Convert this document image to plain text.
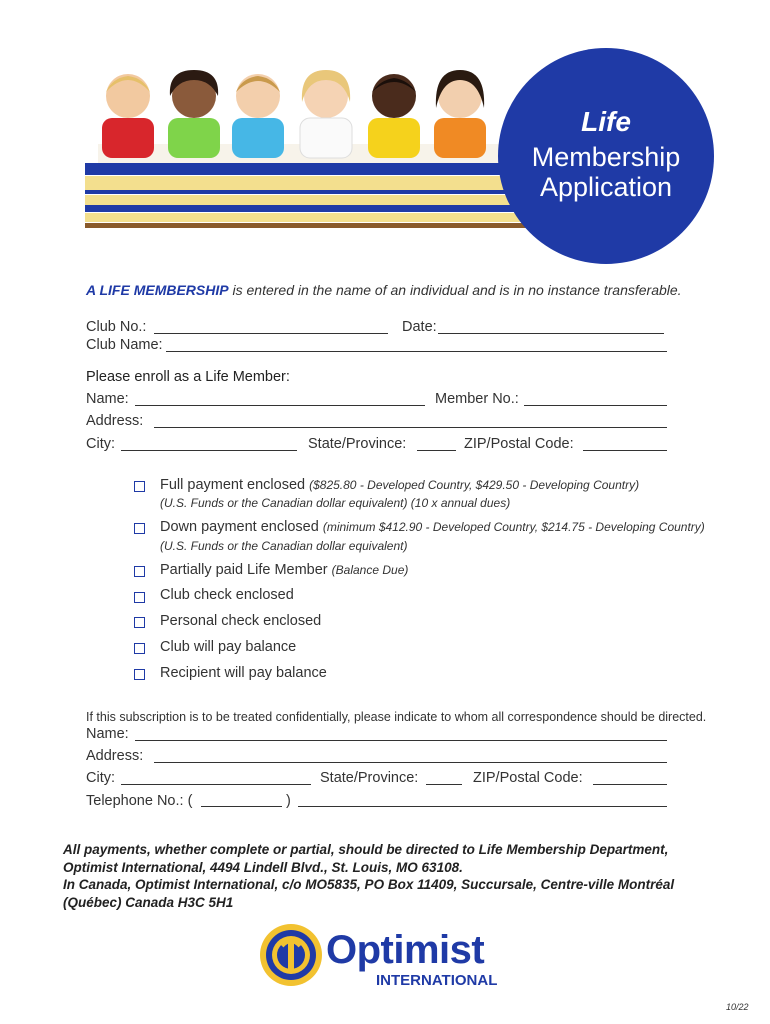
Life
Membership
Application
A LIFE MEMBERSHIP is entered in the name of an individual and is in no instance transferable.
Club No.:	Date:
Club Name:
Please enroll as a Life Member:
Name:	Member No.:
Address:
City:	State/Province:	ZIP/Postal Code:
Full payment enclosed ($825.80 - Developed Country, $429.50 - Developing Country)
(U.S. Funds or the Canadian dollar equivalent) (10 x annual dues)
Down payment enclosed (minimum $412.90 - Developed Country, $214.75 - Developing Country)
(U.S. Funds or the Canadian dollar equivalent)
Partially paid Life Member (Balance Due)
Club check enclosed
Personal check enclosed
Club will pay balance
Recipient will pay balance
If this subscription is to be treated confidentially, please indicate to whom all correspondence should be directed.
Name:
Address:
City:	State/Province:	ZIP/Postal Code:
Telephone No.: (	)
All payments, whether complete or partial, should be directed to Life Membership Department,
Optimist International, 4494 Lindell Blvd., St. Louis, MO 63108.
In Canada, Optimist International, c/o MO5835, PO Box 11409, Succursale, Centre-ville Montréal
(Québec) Canada H3C 5H1
Optimist
INTERNATIONAL
10/22
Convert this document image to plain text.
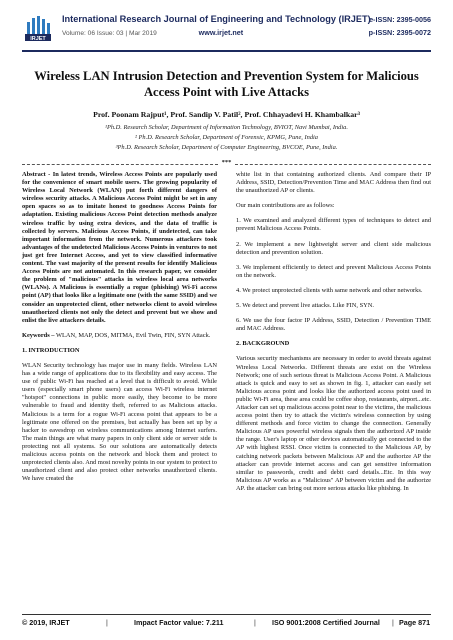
IRJET
International Research Journal of Engineering and Technology (IRJET)
Volume: 06 Issue: 03 | Mar 2019	www.irjet.net
e-ISSN: 2395-0056
p-ISSN: 2395-0072
Wireless LAN Intrusion Detection and Prevention System for Malicious
Access Point with Live Attacks
Prof. Poonam Rajput¹, Prof. Sandip V. Patil², Prof. Chhayadevi H. Khambalkar³
¹Ph.D. Research Scholar, Department of Information Technology, BVIOT, Navi Mumbai, India.
² Ph.D. Research Scholar, Department of Forensic, KPMG, Pune, India
³Ph.D. Research Scholar, Department of Computer Engineering, BVCOE, Pune, India.
***

Abstract - In latest trends, Wireless Access Points are popularly used for the convenience of smart mobile users. The growing popularity of Wireless Local Network (WLAN) put forth different dangers of wireless security attacks. A Malicious Access Point might be set in any open spaces so as to imitate honest to goodness Access Points for adaptation. Existing malicious Access Point detection methods analyze wireless traffic by using extra devices, and the data of traffic is collected by servers. Malicious Access Points, if undetected, can take important information from the network. Numerous attackers took advantages of the undetected Malicious Access Points in ventures to not just get free Internet Access, and yet to view classified informative content. The vast majority of the present results for identify Malicious Access Points are not automated. In this research paper, we consider the problem of "malicious" attacks in wireless local area networks (WLANs). A Malicious is essentially a rogue (phishing) Wi-Fi access point (AP) that looks like a legitimate one (with the same SSID) and we consider an unprotected client, other networks client to avoid wireless unauthorized clients not only the detect and prevent but we show and enlist the live attackers details.

Keywords – WLAN, MAP, DOS, MITMA, Evil Twin, FIN, SYN Attack.

1. INTRODUCTION

WLAN Security technology has major use in many fields. Wireless LAN has a wide range of applications due to its flexibility and easy access. The use of public Wi-Fi has reached at a level that is difficult to avoid. While users (especially smart phone users) can access Wi-Fi wireless internet "hotspot" connections in public more easily, they become to be more vulnerable to fraud and identity theft, referred to as Malicious attacks. Malicious is a term for a rogue Wi-Fi access point that appears to be a legitimate one offered on the premises, but actually has been set up by a hacker to eavesdrop on wireless communications among Internet surfers. The main things are what many papers in only client side or server side is protecting not all systems. So our solutions are automatically detects malicious access points on the network and block them and protect to unprotected clients also. And most novelty points in our system to protect to unauthorized client and also protect other networks unauthorized clients. We have created the

white list in that containing authorized clients. And compare their IP Address, SSID, Detection/Prevention Time and MAC Address then find out the unauthorized AP or clients.

Our main contributions are as follows:

1. We examined and analyzed different types of techniques to detect and prevent Malicious Access Points.

2. We implement a new lightweight server and client side malicious detection and prevention solution.

3. We implement efficiently to detect and prevent Malicious Access Points on the network.

4. We protect unprotected clients with same network and other networks.

5. We detect and prevent live attacks. Like FIN, SYN.

6. We use the four factor IP Address, SSID, Detection / Prevention TIME and MAC Address.

2. BACKGROUND

Various security mechanisms are necessary in order to avoid threats against Wireless Local Networks. Different threats are exist on the Wireless Network; one of such serious threat is Malicious Access Point. A Malicious attack is quick and easy to set as shown in fig. 1, attacker can easily set Malicious access point and looks like the authorized access point used in public Wi-Fi area, these area could be coffee shop, restaurants, airport...etc. Attacker can set up malicious access point near to the victims, the malicious access point then try to attack the victim's wireless connection by using different methods and force victim to change the connection. Generally Malicious AP uses powerful wireless signals then the authorized AP inside the range. User's laptop or other devices automatically get connected to the AP with highest RSSI. Once victim is connected to the Malicious AP, by catching network packets between Malicious AP and the authorize AP the attacker can provide internet access and can get sensitive information similar to passwords, credit and debit card details...Etc. In this way Malicious AP works as a "Malicious" AP between victim and the authorize AP. the attacker can bring out more serious attacks like phishing. In

© 2019, IRJET	|	Impact Factor value: 7.211	| ISO 9001:2008 Certified Journal | Page 871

=====

• _AIM OF THE TASK_: Where a line of the material above holds the string "Canadian", copy that line.

• _SOLUTION TO THIS EXERCISE_:
(U.S. Funds or the Canadian dollar equivalent) (10 x annual dues)
(U.S. Funds or the Canadian dollar equivalent)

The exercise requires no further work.